- [TASK BRIEF]: Would you transcribe all of the data exactly, down to the last character?

- [MATERIAL SUPPLIED]:
◆ ◆ ◆

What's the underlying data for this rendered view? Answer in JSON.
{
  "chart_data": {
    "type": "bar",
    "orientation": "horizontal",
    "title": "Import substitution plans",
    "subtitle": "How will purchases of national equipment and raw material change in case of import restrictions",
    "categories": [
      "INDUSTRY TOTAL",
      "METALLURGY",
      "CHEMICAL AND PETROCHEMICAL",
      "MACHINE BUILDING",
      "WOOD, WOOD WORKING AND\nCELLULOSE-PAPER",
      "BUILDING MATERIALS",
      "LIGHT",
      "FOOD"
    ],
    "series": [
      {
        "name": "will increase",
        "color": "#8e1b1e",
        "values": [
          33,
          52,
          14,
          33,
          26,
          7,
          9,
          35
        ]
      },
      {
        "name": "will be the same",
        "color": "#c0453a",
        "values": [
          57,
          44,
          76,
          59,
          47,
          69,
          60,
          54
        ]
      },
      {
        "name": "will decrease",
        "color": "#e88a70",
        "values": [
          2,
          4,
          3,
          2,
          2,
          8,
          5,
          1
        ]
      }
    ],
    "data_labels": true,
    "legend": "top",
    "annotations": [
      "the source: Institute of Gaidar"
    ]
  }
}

◆ ◆ ◆

- [OUTPUT BELOW]:
What's the underlying data for this rendered view? Answer in JSON.
{
  "chart_data": {
    "type": "bar",
    "orientation": "horizontal",
    "title": "Import substitution plans",
    "subtitle": "How will purchases of national equipment and raw material change in case of import restrictions",
    "categories": [
      "INDUSTRY TOTAL",
      "METALLURGY",
      "CHEMICAL AND PETROCHEMICAL",
      "MACHINE BUILDING",
      "WOOD, WOOD WORKING AND\nCELLULOSE-PAPER",
      "BUILDING MATERIALS",
      "LIGHT",
      "FOOD"
    ],
    "series": [
      {
        "name": "will increase",
        "color": "#8e1b1e",
        "values": [
          33,
          52,
          14,
          33,
          26,
          7,
          9,
          35
        ]
      },
      {
        "name": "will be the same",
        "color": "#c0453a",
        "values": [
          57,
          44,
          76,
          59,
          47,
          69,
          60,
          54
        ]
      },
      {
        "name": "will decrease",
        "color": "#e88a70",
        "values": [
          2,
          4,
          3,
          2,
          2,
          8,
          5,
          1
        ]
      }
    ],
    "data_labels": true,
    "legend": "top",
    "annotations": [
      "the source: Institute of Gaidar"
    ]
  }
}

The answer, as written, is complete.